(Records)
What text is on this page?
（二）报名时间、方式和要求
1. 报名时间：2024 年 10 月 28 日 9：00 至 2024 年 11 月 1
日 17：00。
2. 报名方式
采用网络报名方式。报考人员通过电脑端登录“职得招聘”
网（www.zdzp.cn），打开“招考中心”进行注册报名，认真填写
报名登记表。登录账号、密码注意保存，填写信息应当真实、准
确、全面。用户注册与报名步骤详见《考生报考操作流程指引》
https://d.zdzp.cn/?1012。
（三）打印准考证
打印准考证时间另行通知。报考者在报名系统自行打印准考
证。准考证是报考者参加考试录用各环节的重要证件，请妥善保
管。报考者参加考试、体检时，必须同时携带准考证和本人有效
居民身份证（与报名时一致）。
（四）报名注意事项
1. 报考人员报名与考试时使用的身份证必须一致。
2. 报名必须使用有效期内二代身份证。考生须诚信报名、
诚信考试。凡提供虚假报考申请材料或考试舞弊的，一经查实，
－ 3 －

▶ [AIM]: Return the entries in full, keeping every line exactly as it is.

▶ [ANSWER FOR THIS EXERCISE]:
What text is on this page?
（二）报名时间、方式和要求
1. 报名时间：2024 年 10 月 28 日 9：00 至 2024 年 11 月 1
日 17：00。
2. 报名方式
采用网络报名方式。报考人员通过电脑端登录“职得招聘”
网（www.zdzp.cn），打开“招考中心”进行注册报名，认真填写
报名登记表。登录账号、密码注意保存，填写信息应当真实、准
确、全面。用户注册与报名步骤详见《考生报考操作流程指引》
https://d.zdzp.cn/?1012。
（三）打印准考证
打印准考证时间另行通知。报考者在报名系统自行打印准考
证。准考证是报考者参加考试录用各环节的重要证件，请妥善保
管。报考者参加考试、体检时，必须同时携带准考证和本人有效
居民身份证（与报名时一致）。
（四）报名注意事项
1. 报考人员报名与考试时使用的身份证必须一致。
2. 报名必须使用有效期内二代身份证。考生须诚信报名、
诚信考试。凡提供虚假报考申请材料或考试舞弊的，一经查实，
－ 3 －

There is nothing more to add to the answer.